Records from a collection of figures
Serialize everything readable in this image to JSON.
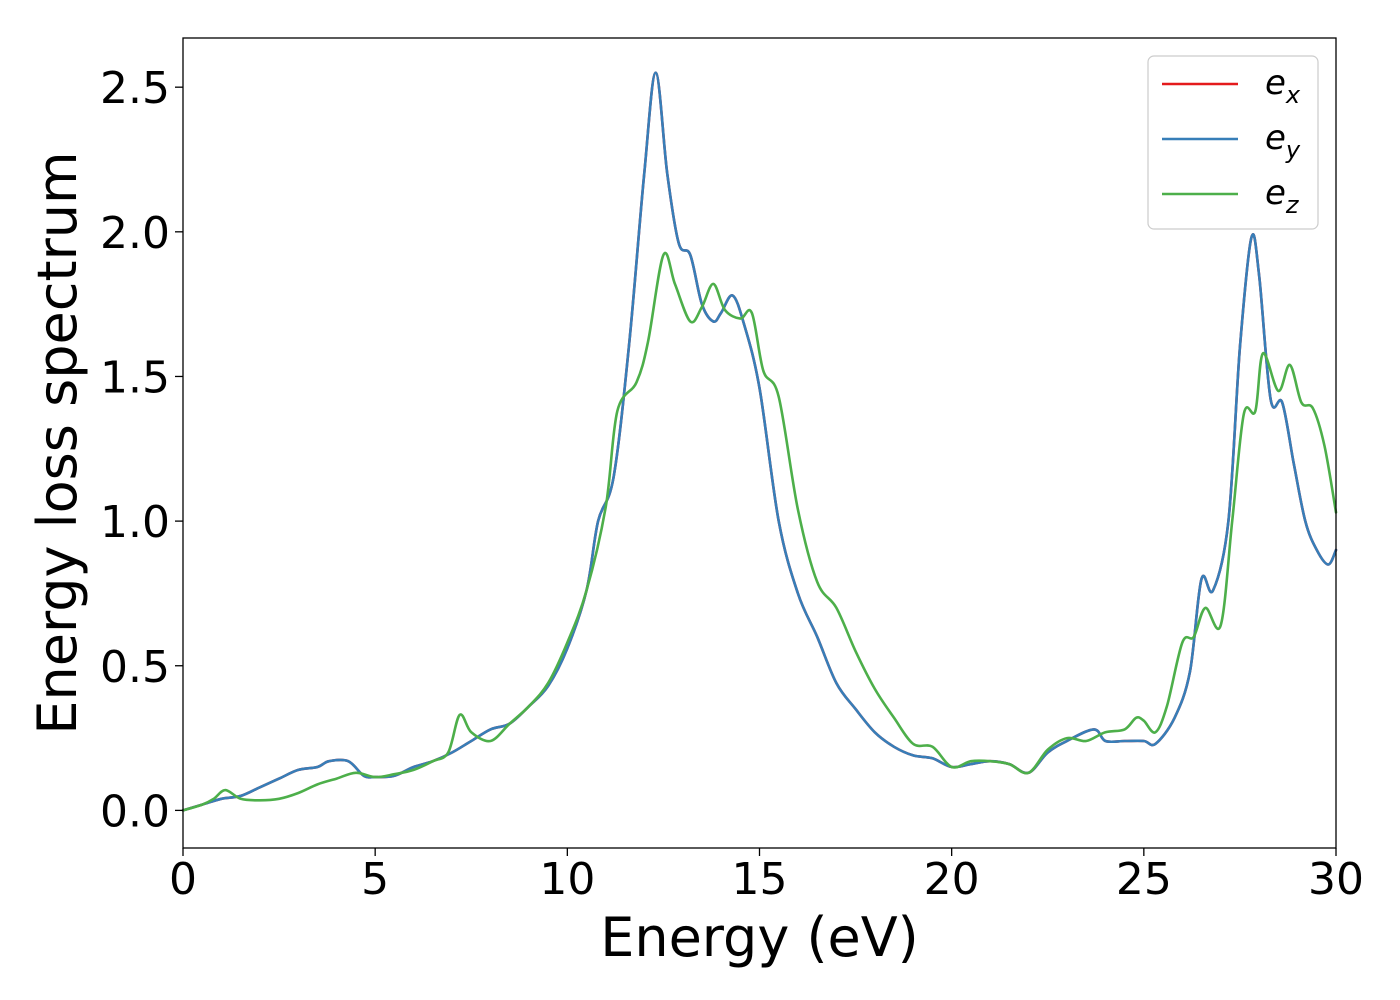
{
  "chart_data": {
    "type": "line",
    "title": "",
    "xlabel": "Energy (eV)",
    "ylabel": "Energy loss spectrum",
    "xlim": [
      0,
      30
    ],
    "ylim": [
      -0.13,
      2.67
    ],
    "xticks": [
      0,
      5,
      10,
      15,
      20,
      25,
      30
    ],
    "xtick_labels": [
      "0",
      "5",
      "10",
      "15",
      "20",
      "25",
      "30"
    ],
    "yticks": [
      0.0,
      0.5,
      1.0,
      1.5,
      2.0,
      2.5
    ],
    "ytick_labels": [
      "0.0",
      "0.5",
      "1.0",
      "1.5",
      "2.0",
      "2.5"
    ],
    "grid": false,
    "legend_position": "top-right",
    "series": [
      {
        "name": "e_x",
        "legend_base": "e",
        "legend_sub": "x",
        "color": "#e41a1c",
        "x": [
          0,
          0.5,
          1,
          1.5,
          2,
          2.5,
          3,
          3.5,
          3.8,
          4.3,
          4.7,
          5,
          5.5,
          6,
          6.5,
          7,
          7.5,
          8,
          8.5,
          9,
          9.5,
          10,
          10.5,
          10.8,
          11.2,
          11.6,
          12,
          12.3,
          12.6,
          12.9,
          13.2,
          13.5,
          13.8,
          14,
          14.3,
          14.6,
          15,
          15.5,
          16,
          16.5,
          17,
          17.5,
          18,
          18.5,
          19,
          19.5,
          20,
          20.5,
          21,
          21.5,
          22,
          22.5,
          23,
          23.7,
          24,
          24.5,
          25,
          25.3,
          25.8,
          26.2,
          26.5,
          26.8,
          27.2,
          27.5,
          27.8,
          28,
          28.3,
          28.6,
          28.9,
          29.2,
          29.5,
          29.8,
          30
        ],
        "y": [
          0,
          0.02,
          0.04,
          0.05,
          0.08,
          0.11,
          0.14,
          0.15,
          0.17,
          0.17,
          0.12,
          0.115,
          0.12,
          0.15,
          0.17,
          0.2,
          0.24,
          0.28,
          0.3,
          0.36,
          0.43,
          0.56,
          0.76,
          1.0,
          1.15,
          1.6,
          2.2,
          2.55,
          2.2,
          1.96,
          1.92,
          1.75,
          1.69,
          1.72,
          1.78,
          1.68,
          1.46,
          1.0,
          0.75,
          0.6,
          0.44,
          0.35,
          0.27,
          0.22,
          0.19,
          0.18,
          0.15,
          0.16,
          0.17,
          0.16,
          0.13,
          0.2,
          0.24,
          0.28,
          0.24,
          0.24,
          0.24,
          0.23,
          0.32,
          0.48,
          0.8,
          0.76,
          1.0,
          1.6,
          1.98,
          1.85,
          1.42,
          1.41,
          1.2,
          1.0,
          0.9,
          0.85,
          0.9
        ]
      },
      {
        "name": "e_y",
        "legend_base": "e",
        "legend_sub": "y",
        "color": "#377eb8",
        "x": [
          0,
          0.5,
          1,
          1.5,
          2,
          2.5,
          3,
          3.5,
          3.8,
          4.3,
          4.7,
          5,
          5.5,
          6,
          6.5,
          7,
          7.5,
          8,
          8.5,
          9,
          9.5,
          10,
          10.5,
          10.8,
          11.2,
          11.6,
          12,
          12.3,
          12.6,
          12.9,
          13.2,
          13.5,
          13.8,
          14,
          14.3,
          14.6,
          15,
          15.5,
          16,
          16.5,
          17,
          17.5,
          18,
          18.5,
          19,
          19.5,
          20,
          20.5,
          21,
          21.5,
          22,
          22.5,
          23,
          23.7,
          24,
          24.5,
          25,
          25.3,
          25.8,
          26.2,
          26.5,
          26.8,
          27.2,
          27.5,
          27.8,
          28,
          28.3,
          28.6,
          28.9,
          29.2,
          29.5,
          29.8,
          30
        ],
        "y": [
          0,
          0.02,
          0.04,
          0.05,
          0.08,
          0.11,
          0.14,
          0.15,
          0.17,
          0.17,
          0.12,
          0.115,
          0.12,
          0.15,
          0.17,
          0.2,
          0.24,
          0.28,
          0.3,
          0.36,
          0.43,
          0.56,
          0.76,
          1.0,
          1.15,
          1.6,
          2.2,
          2.55,
          2.2,
          1.96,
          1.92,
          1.75,
          1.69,
          1.72,
          1.78,
          1.68,
          1.46,
          1.0,
          0.75,
          0.6,
          0.44,
          0.35,
          0.27,
          0.22,
          0.19,
          0.18,
          0.15,
          0.16,
          0.17,
          0.16,
          0.13,
          0.2,
          0.24,
          0.28,
          0.24,
          0.24,
          0.24,
          0.23,
          0.32,
          0.48,
          0.8,
          0.76,
          1.0,
          1.6,
          1.98,
          1.85,
          1.42,
          1.41,
          1.2,
          1.0,
          0.9,
          0.85,
          0.9
        ]
      },
      {
        "name": "e_z",
        "legend_base": "e",
        "legend_sub": "z",
        "color": "#4daf4a",
        "x": [
          0,
          0.5,
          0.8,
          1.1,
          1.5,
          2,
          2.5,
          3,
          3.5,
          4,
          4.5,
          5,
          5.5,
          6,
          6.5,
          6.9,
          7.2,
          7.5,
          8,
          8.5,
          9,
          9.5,
          10,
          10.5,
          11,
          11.3,
          11.8,
          12.1,
          12.5,
          12.8,
          13.2,
          13.5,
          13.8,
          14.1,
          14.5,
          14.8,
          15.1,
          15.5,
          16,
          16.5,
          17,
          17.5,
          18,
          18.5,
          19,
          19.5,
          20,
          20.5,
          21,
          21.5,
          22,
          22.5,
          23,
          23.5,
          24,
          24.5,
          24.8,
          25,
          25.3,
          25.6,
          26,
          26.3,
          26.6,
          27,
          27.3,
          27.6,
          27.9,
          28.1,
          28.5,
          28.8,
          29.1,
          29.4,
          29.7,
          30
        ],
        "y": [
          0,
          0.02,
          0.04,
          0.07,
          0.04,
          0.035,
          0.04,
          0.06,
          0.09,
          0.11,
          0.13,
          0.115,
          0.125,
          0.14,
          0.17,
          0.2,
          0.33,
          0.27,
          0.24,
          0.3,
          0.36,
          0.44,
          0.58,
          0.76,
          1.05,
          1.38,
          1.48,
          1.62,
          1.92,
          1.82,
          1.69,
          1.74,
          1.82,
          1.73,
          1.7,
          1.72,
          1.52,
          1.43,
          1.04,
          0.79,
          0.7,
          0.55,
          0.42,
          0.32,
          0.23,
          0.22,
          0.15,
          0.17,
          0.17,
          0.16,
          0.13,
          0.21,
          0.25,
          0.24,
          0.27,
          0.28,
          0.32,
          0.31,
          0.27,
          0.36,
          0.58,
          0.6,
          0.7,
          0.64,
          1.0,
          1.37,
          1.38,
          1.58,
          1.45,
          1.54,
          1.41,
          1.39,
          1.26,
          1.03
        ]
      }
    ]
  }
}
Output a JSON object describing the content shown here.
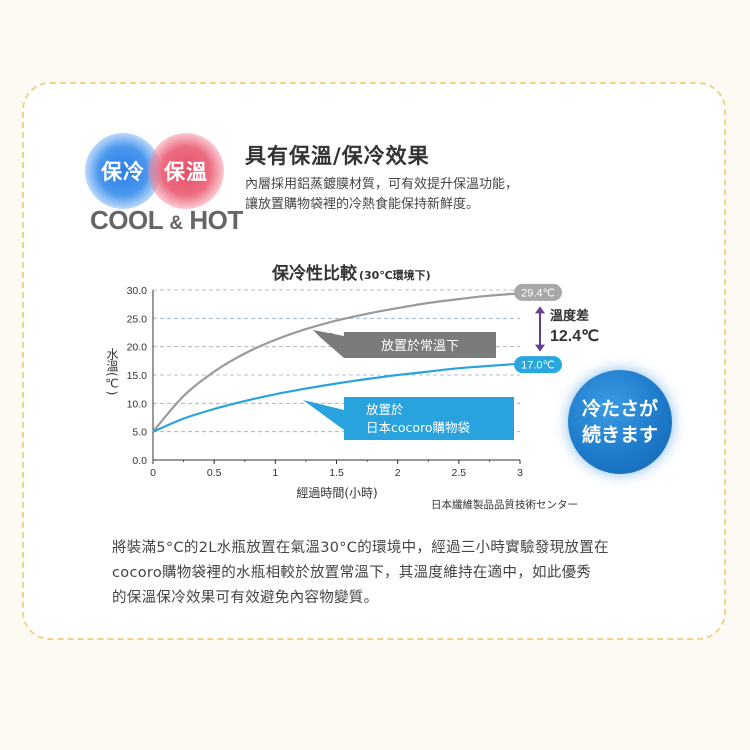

◆ **TASK DESCRIPTION**:
Find the word "JSON" in the entries, and copy every line it shows up in.

◆ **EXERCISE SOLUTION**:
Serialize everything readable in this image to JSON.
Output a JSON object describing the content shown here.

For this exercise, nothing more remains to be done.